* _BRIEF_: Answer with a single number: the count of lines that include the string "marker".

* _MATERIAL PROVIDED_:

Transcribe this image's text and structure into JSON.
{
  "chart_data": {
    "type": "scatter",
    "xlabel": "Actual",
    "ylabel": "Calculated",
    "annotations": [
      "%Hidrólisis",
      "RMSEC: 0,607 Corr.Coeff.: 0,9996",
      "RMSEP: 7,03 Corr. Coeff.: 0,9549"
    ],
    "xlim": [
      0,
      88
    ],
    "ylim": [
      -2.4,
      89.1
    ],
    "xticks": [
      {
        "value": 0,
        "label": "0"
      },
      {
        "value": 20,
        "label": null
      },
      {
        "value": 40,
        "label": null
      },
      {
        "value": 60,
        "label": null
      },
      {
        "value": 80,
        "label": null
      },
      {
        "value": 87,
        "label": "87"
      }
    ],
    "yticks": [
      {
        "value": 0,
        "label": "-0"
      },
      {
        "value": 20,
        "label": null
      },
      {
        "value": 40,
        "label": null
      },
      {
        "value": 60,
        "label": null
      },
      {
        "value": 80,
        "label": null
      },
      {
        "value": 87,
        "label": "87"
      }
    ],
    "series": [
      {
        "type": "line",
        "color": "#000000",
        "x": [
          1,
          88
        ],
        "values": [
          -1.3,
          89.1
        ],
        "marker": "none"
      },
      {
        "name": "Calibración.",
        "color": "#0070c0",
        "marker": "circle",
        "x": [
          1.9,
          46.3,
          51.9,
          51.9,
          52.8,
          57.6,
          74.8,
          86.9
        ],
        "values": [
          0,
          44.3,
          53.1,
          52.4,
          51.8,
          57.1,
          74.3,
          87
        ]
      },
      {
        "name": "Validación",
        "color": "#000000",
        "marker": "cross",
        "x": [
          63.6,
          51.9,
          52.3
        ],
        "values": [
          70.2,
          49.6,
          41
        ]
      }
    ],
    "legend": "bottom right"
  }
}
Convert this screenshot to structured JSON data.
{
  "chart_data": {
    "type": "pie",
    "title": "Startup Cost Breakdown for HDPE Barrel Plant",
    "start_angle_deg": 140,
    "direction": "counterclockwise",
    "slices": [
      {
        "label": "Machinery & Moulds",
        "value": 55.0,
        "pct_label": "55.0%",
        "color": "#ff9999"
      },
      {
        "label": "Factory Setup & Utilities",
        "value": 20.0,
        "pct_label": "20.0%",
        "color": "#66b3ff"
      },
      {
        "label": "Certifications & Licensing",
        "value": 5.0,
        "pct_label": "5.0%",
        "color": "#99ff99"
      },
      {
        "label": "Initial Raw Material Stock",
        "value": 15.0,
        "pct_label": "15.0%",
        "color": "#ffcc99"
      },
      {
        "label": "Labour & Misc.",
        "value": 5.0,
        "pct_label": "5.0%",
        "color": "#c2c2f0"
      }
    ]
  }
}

* _EXERCISE ANSWER_: 3